[Dataset rows]

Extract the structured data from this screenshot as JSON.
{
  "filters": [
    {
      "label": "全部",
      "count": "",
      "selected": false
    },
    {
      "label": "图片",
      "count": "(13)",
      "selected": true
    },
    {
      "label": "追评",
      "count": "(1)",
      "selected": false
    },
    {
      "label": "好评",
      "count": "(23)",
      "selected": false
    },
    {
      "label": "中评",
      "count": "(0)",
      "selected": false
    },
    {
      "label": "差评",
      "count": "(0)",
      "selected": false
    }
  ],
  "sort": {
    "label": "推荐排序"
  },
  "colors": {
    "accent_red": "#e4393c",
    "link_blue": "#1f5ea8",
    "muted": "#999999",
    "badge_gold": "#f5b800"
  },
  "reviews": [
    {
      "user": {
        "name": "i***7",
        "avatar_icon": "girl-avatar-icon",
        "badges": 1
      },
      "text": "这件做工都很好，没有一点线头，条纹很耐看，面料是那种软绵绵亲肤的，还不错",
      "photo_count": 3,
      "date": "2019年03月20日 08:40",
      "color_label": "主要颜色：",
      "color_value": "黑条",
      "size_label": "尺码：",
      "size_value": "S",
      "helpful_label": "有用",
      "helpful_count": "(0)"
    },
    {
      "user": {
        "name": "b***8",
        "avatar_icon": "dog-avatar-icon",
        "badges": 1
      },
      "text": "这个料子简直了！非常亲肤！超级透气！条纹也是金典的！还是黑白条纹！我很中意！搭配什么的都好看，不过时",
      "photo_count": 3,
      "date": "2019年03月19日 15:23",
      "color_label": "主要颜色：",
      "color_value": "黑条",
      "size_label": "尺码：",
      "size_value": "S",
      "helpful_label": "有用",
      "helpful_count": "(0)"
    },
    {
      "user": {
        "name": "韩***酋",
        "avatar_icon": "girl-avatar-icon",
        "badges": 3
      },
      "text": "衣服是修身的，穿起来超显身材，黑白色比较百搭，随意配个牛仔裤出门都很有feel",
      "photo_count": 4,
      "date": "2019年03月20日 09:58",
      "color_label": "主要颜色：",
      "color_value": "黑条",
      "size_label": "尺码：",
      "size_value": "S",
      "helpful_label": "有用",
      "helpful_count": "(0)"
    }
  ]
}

» **WHAT THE TASK ASKS**: Give only the number of lines in the material above where the string "date" appears.

» **COMPLETE RESPONSE**: 3